GIVEN INSTRUCTION:
Where a line of the material contains the string "JSON", copy that line.
<<<<
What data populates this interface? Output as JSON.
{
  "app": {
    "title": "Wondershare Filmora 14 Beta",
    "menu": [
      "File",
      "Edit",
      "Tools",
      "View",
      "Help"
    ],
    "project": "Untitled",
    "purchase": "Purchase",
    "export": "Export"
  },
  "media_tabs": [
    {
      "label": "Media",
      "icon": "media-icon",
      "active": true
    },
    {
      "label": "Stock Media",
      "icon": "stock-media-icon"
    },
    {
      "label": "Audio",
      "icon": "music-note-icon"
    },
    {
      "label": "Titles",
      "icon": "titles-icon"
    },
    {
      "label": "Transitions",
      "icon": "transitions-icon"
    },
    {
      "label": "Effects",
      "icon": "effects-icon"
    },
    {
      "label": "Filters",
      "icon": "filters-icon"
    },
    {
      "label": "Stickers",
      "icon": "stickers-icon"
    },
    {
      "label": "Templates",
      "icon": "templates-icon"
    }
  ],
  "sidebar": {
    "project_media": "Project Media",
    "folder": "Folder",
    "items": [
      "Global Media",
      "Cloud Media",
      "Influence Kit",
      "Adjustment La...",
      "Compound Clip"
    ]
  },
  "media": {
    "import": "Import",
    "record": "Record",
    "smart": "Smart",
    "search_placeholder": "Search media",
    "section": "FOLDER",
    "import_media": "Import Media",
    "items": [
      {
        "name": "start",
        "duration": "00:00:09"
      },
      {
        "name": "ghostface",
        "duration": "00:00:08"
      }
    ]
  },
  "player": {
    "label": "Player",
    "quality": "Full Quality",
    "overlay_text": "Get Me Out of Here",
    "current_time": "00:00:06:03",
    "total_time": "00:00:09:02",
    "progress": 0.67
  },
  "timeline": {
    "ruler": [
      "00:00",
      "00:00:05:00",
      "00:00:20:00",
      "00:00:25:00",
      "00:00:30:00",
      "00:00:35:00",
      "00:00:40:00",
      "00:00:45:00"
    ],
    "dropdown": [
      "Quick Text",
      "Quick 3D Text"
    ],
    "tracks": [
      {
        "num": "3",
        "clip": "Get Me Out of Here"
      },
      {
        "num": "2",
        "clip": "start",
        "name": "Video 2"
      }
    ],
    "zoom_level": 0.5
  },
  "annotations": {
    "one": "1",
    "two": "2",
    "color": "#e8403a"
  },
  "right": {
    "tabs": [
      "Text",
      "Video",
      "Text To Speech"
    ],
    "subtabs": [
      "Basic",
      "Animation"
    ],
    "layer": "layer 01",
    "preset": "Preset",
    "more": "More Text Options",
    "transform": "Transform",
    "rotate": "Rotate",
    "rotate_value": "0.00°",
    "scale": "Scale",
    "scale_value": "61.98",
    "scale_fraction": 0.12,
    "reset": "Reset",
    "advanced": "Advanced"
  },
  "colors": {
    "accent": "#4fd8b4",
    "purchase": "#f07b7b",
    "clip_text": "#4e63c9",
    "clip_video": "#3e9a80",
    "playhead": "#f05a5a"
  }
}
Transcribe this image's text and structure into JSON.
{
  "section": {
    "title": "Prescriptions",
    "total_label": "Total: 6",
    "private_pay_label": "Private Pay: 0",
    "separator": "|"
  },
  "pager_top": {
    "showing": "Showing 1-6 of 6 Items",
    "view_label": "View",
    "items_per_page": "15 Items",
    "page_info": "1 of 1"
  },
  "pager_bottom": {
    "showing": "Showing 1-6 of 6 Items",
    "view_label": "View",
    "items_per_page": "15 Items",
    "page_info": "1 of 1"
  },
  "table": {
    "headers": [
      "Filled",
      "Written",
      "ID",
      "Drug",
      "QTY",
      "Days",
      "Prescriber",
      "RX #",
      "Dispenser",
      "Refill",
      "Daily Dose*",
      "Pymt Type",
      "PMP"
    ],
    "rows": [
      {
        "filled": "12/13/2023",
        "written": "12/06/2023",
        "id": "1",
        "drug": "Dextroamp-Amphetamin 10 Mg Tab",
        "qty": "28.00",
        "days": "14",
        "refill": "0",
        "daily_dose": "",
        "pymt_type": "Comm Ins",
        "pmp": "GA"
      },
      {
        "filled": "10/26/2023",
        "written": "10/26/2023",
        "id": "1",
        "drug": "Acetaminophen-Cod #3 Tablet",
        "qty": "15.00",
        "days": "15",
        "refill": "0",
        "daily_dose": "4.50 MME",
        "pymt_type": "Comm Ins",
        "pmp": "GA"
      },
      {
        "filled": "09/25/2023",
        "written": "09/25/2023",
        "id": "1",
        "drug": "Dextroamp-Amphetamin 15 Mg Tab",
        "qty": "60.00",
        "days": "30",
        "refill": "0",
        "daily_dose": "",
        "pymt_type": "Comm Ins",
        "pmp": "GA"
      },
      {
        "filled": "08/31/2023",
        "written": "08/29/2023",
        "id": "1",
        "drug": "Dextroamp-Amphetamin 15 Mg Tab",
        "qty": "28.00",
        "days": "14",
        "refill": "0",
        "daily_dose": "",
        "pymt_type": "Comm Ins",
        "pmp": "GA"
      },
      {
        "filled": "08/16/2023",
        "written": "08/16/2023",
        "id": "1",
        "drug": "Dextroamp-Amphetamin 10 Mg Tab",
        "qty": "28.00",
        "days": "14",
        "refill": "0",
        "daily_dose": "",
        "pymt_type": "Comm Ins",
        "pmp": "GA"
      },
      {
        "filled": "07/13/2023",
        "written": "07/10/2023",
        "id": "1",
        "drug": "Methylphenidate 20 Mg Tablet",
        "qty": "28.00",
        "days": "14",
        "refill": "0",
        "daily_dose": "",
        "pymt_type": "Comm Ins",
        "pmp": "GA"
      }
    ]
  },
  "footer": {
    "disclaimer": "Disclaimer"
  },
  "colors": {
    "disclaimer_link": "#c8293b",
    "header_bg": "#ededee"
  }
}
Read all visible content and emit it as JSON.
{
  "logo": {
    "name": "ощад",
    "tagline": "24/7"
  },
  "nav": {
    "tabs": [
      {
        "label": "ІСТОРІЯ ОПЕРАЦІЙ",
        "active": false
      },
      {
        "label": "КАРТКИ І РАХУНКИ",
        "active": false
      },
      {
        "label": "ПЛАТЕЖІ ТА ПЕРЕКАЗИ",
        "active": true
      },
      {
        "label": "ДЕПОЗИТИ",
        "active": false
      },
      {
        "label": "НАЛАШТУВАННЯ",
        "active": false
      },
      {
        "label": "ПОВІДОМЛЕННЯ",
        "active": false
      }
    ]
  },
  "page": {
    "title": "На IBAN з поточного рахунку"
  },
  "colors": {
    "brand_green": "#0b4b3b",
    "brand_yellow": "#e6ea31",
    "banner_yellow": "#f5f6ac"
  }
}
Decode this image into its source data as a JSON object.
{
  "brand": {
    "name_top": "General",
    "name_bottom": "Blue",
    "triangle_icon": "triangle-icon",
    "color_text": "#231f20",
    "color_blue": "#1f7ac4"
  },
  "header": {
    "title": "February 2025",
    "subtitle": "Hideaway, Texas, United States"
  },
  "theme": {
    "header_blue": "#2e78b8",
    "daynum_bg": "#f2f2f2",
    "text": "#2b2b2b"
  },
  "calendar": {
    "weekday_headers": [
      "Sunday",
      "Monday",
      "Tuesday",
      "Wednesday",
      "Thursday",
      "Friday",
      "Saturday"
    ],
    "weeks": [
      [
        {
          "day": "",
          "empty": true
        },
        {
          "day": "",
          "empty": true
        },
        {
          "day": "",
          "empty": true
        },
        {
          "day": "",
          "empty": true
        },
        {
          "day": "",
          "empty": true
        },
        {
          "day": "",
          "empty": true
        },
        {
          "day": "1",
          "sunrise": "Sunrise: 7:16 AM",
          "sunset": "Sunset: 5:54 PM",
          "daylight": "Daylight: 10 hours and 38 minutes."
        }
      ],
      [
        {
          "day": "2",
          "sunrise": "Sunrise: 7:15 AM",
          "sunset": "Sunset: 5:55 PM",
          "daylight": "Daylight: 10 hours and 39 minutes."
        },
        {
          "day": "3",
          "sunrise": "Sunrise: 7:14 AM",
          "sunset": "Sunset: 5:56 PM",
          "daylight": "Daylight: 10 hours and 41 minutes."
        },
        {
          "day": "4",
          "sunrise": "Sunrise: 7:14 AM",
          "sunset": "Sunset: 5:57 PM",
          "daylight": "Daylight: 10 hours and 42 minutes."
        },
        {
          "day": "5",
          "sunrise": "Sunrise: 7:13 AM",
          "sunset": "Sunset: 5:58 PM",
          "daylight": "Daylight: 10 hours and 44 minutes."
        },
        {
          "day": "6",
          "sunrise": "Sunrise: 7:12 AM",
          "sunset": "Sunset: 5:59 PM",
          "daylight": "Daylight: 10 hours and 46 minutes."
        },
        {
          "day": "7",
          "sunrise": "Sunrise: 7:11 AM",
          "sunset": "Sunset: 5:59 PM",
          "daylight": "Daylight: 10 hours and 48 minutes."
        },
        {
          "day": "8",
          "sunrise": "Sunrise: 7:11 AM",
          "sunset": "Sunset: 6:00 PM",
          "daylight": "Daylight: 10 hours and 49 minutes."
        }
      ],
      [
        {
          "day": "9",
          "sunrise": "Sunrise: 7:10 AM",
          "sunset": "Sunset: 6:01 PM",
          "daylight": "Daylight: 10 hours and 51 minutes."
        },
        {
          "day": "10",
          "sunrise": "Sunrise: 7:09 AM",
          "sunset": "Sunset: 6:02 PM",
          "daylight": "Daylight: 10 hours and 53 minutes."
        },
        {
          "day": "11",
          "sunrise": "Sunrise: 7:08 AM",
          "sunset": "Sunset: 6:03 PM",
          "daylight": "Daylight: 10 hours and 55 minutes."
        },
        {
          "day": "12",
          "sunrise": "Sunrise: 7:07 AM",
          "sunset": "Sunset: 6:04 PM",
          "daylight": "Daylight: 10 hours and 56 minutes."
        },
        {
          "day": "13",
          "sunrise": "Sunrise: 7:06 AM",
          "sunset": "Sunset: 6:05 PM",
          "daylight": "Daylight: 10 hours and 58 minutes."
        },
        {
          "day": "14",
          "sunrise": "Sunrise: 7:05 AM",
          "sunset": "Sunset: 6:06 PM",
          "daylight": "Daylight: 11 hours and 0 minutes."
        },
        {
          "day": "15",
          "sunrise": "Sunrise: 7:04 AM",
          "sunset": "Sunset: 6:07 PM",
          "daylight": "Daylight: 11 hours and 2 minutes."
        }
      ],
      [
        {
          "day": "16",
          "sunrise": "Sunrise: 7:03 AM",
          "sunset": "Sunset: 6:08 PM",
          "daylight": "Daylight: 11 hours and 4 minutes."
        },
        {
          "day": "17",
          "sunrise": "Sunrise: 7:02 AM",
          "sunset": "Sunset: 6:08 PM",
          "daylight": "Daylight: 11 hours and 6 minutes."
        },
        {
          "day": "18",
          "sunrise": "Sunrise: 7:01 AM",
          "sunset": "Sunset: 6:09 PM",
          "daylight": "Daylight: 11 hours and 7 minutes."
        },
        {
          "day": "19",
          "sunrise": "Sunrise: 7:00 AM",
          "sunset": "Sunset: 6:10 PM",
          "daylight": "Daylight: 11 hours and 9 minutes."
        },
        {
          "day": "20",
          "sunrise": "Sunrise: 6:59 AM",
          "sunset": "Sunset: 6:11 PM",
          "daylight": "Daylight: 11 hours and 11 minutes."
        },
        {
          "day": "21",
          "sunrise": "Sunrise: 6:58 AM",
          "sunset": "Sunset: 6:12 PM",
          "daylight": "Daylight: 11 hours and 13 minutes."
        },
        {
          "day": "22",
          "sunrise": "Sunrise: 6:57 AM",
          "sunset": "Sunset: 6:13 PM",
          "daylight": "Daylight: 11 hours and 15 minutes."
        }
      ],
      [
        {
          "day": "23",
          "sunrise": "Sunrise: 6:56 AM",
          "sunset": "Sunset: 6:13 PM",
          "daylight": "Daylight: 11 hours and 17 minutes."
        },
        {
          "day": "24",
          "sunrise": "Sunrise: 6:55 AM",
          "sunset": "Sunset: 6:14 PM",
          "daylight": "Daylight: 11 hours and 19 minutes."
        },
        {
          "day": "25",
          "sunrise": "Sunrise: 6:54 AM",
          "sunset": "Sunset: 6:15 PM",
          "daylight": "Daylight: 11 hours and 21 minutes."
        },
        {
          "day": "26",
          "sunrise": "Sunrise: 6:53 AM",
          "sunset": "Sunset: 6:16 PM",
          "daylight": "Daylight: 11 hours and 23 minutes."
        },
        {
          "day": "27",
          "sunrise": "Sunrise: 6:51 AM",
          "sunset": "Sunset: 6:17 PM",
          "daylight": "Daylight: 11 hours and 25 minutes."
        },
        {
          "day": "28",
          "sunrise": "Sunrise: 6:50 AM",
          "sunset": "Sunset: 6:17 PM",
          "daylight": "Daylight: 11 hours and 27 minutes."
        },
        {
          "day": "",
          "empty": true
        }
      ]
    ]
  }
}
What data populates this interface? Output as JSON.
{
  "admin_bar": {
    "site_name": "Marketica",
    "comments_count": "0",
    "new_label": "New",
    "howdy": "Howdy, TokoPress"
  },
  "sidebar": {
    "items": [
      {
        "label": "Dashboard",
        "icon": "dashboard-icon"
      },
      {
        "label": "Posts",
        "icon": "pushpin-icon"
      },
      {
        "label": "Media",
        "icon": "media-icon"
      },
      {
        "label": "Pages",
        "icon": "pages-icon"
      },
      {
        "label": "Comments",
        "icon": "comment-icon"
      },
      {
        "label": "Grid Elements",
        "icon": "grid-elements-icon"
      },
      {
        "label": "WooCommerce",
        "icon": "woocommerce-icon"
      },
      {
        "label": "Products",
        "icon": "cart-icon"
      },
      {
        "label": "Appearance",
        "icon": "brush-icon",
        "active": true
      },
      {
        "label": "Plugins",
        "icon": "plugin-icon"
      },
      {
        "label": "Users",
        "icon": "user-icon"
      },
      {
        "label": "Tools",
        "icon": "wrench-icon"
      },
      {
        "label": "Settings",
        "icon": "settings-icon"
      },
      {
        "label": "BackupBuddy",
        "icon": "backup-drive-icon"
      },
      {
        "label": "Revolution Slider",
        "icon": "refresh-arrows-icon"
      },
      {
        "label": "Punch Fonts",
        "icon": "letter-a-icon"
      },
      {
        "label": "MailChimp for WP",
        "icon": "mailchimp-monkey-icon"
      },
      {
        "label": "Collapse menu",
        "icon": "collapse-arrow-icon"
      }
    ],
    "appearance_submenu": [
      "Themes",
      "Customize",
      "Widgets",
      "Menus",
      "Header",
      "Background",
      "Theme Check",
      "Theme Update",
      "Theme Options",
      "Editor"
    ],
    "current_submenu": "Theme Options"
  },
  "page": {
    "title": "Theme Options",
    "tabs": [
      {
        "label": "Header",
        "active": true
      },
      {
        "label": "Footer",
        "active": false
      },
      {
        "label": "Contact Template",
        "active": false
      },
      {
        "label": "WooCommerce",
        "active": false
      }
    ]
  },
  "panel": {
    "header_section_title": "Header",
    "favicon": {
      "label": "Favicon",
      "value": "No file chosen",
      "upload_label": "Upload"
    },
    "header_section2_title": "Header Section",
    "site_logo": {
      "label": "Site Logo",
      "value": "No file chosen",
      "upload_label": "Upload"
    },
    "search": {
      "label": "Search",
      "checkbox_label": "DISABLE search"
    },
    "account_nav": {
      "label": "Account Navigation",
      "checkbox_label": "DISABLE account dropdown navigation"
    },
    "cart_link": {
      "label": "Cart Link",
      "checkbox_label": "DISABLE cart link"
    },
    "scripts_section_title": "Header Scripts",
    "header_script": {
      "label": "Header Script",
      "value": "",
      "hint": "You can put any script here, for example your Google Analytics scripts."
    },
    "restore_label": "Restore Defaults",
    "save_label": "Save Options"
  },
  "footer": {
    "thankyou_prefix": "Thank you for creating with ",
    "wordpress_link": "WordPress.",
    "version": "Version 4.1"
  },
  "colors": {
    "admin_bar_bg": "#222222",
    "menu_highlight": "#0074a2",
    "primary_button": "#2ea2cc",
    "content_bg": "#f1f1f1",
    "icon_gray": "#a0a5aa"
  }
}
>>>>
PROBLEM SOLUTION:
What data populates this interface? Output as JSON.
Transcribe this image's text and structure into JSON.
Read all visible content and emit it as JSON.
Decode this image into its source data as a JSON object.
What data populates this interface? Output as JSON.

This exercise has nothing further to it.